Recorded data
──────────────────────────────

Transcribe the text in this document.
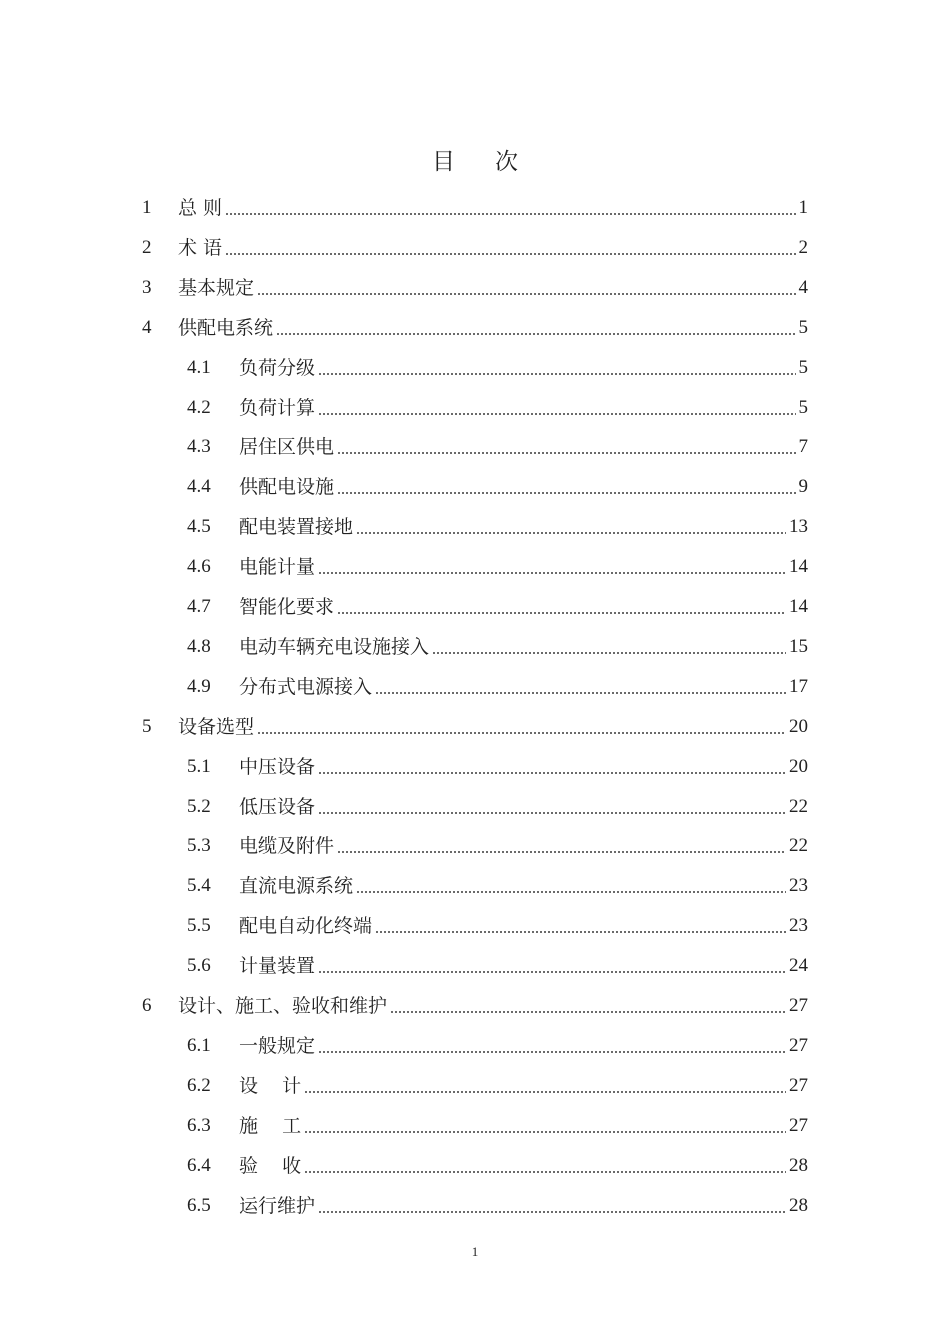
目 次
1	总 则	1
2	术 语	2
3	基本规定	4
4	供配电系统	5
4.1	负荷分级	5
4.2	负荷计算	5
4.3	居住区供电	7
4.4	供配电设施	9
4.5	配电装置接地	13
4.6	电能计量	14
4.7	智能化要求	14
4.8	电动车辆充电设施接入	15
4.9	分布式电源接入	17
5	设备选型	20
5.1	中压设备	20
5.2	低压设备	22
5.3	电缆及附件	22
5.4	直流电源系统	23
5.5	配电自动化终端	23
5.6	计量装置	24
6	设计、施工、验收和维护	27
6.1	一般规定	27
6.2	设    计	27
6.3	施    工	27
6.4	验    收	28
6.5	运行维护	28
1
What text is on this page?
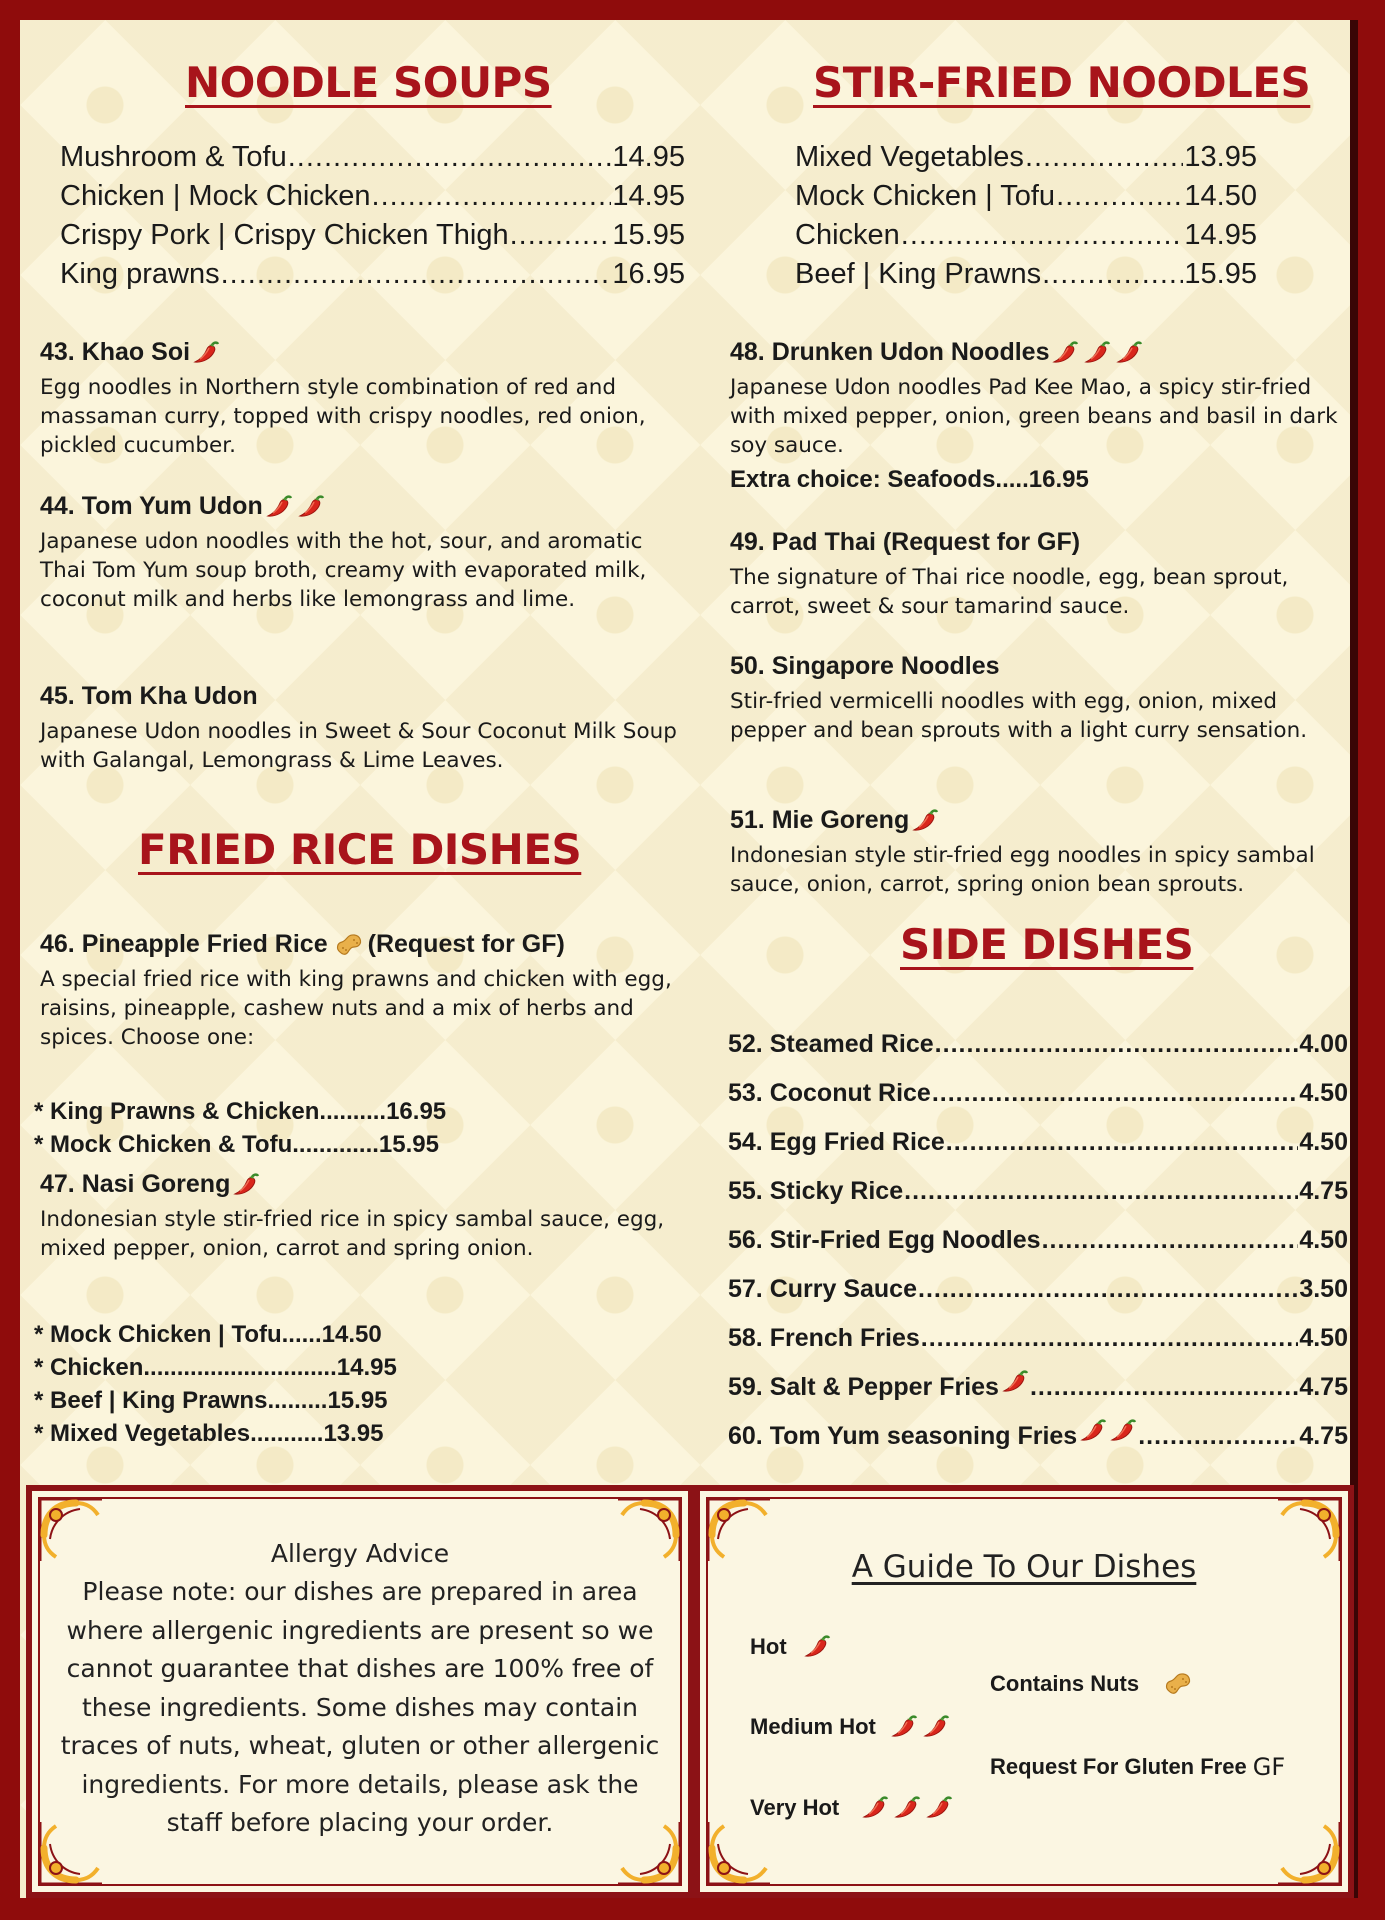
NOODLE SOUPS
Mushroom & Tofu .....	14.95
Chicken | Mock Chicken .....	14.95
Crispy Pork | Crispy Chicken Thigh .....	15.95
King prawns .....	16.95
43. Khao Soi

Egg noodles in Northern style combination of red and massaman curry, topped with crispy noodles, red onion, pickled cucumber.

44. Tom Yum Udon

Japanese udon noodles with the hot, sour, and aromatic Thai Tom Yum soup broth, creamy with evaporated milk, coconut milk and herbs like lemongrass and lime.

45. Tom Kha Udon

Japanese Udon noodles in Sweet & Sour Coconut Milk Soup with Galangal, Lemongrass & Lime Leaves.

FRIED RICE DISHES
46. Pineapple Fried Rice (Request for GF)

A special fried rice with king prawns and chicken with egg, raisins, pineapple, cashew nuts and a mix of herbs and spices. Choose one:

* King Prawns & Chicken..........16.95
* Mock Chicken & Tofu.............15.95
47. Nasi Goreng

Indonesian style stir-fried rice in spicy sambal sauce, egg, mixed pepper, onion, carrot and spring onion.

* Mock Chicken | Tofu......14.50
* Chicken.............................14.95
* Beef | King Prawns.........15.95
* Mixed Vegetables...........13.95
STIR-FRIED NOODLES
Mixed Vegetables .....	13.95
Mock Chicken | Tofu .....	14.50
Chicken .....	14.95
Beef | King Prawns .....	15.95
48. Drunken Udon Noodles

Japanese Udon noodles Pad Kee Mao, a spicy stir-fried with mixed pepper, onion, green beans and basil in dark soy sauce.

Extra choice: Seafoods.....16.95

49. Pad Thai (Request for GF)

The signature of Thai rice noodle, egg, bean sprout, carrot, sweet & sour tamarind sauce.

50. Singapore Noodles

Stir-fried vermicelli noodles with egg, onion, mixed pepper and bean sprouts with a light curry sensation.

51. Mie Goreng

Indonesian style stir-fried egg noodles in spicy sambal sauce, onion, carrot, spring onion bean sprouts.

SIDE DISHES
52. Steamed Rice .....	4.00
53. Coconut Rice .....	4.50
54. Egg Fried Rice .....	4.50
55. Sticky Rice .....	4.75
56. Stir-Fried Egg Noodles .....	4.50
57. Curry Sauce .....	3.50
58. French Fries .....	4.50
59. Salt & Pepper Fries .....	4.75
60. Tom Yum seasoning Fries .....	4.75

Allergy Advice

Please note: our dishes are prepared in area where allergenic ingredients are present so we cannot guarantee that dishes are 100% free of these ingredients. Some dishes may contain traces of nuts, wheat, gluten or other allergenic ingredients. For more details, please ask the staff before placing your order.

A Guide To Our Dishes

Hot
Medium Hot
Very Hot
Contains Nuts
Request For Gluten Free GF
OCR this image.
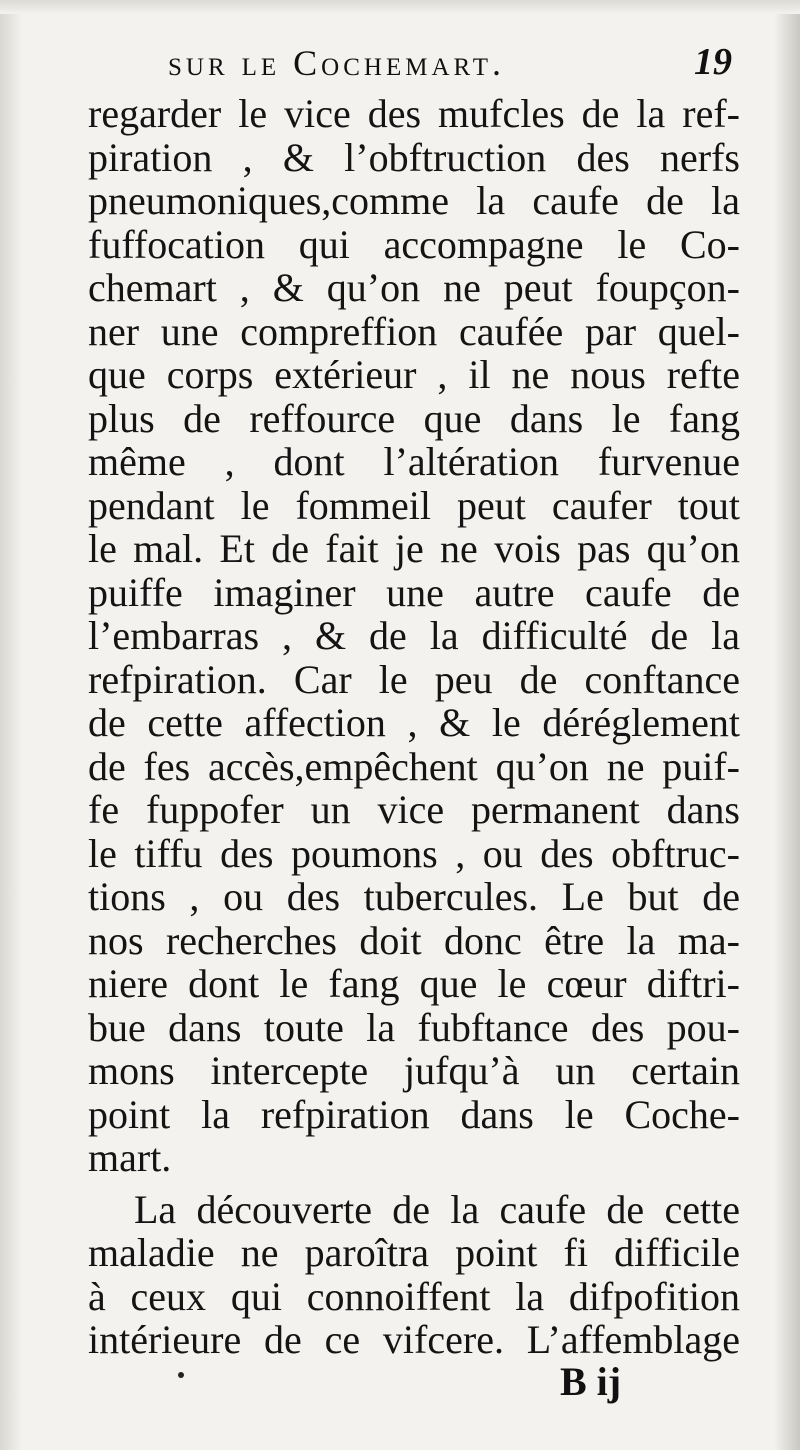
sur le Cochemart.	19
regarder le vice des mufcles de la ref-
piration , & l’obftruction des nerfs
pneumoniques,comme la caufe de la
fuffocation qui accompagne le Co-
chemart , & qu’on ne peut foupçon-
ner une compreffion caufée par quel-
que corps extérieur , il ne nous refte
plus de reffource que dans le fang
même , dont l’altération furvenue
pendant le fommeil peut caufer tout
le mal. Et de fait je ne vois pas qu’on
puiffe imaginer une autre caufe de
l’embarras , & de la difficulté de la
refpiration. Car le peu de conftance
de cette affection , & le déréglement
de fes accès,empêchent qu’on ne puif-
fe fuppofer un vice permanent dans
le tiffu des poumons , ou des obftruc-
tions , ou des tubercules. Le but de
nos recherches doit donc être la ma-
niere dont le fang que le cœur diftri-
bue dans toute la fubftance des pou-
mons intercepte jufqu’à un certain
point la refpiration dans le Coche-
mart.
La découverte de la caufe de cette
maladie ne paroîtra point fi difficile
à ceux qui connoiffent la difpofition
intérieure de ce vifcere. L’affemblage
B ij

──────────────────────────────

◆ **The exercise**: Find the string "Vegetables" in the records, then copy each line where it occurs.

◆ **Solution to the exercise**:
* Mixed Vegetables...........13.95
Mixed Vegetables .....	13.95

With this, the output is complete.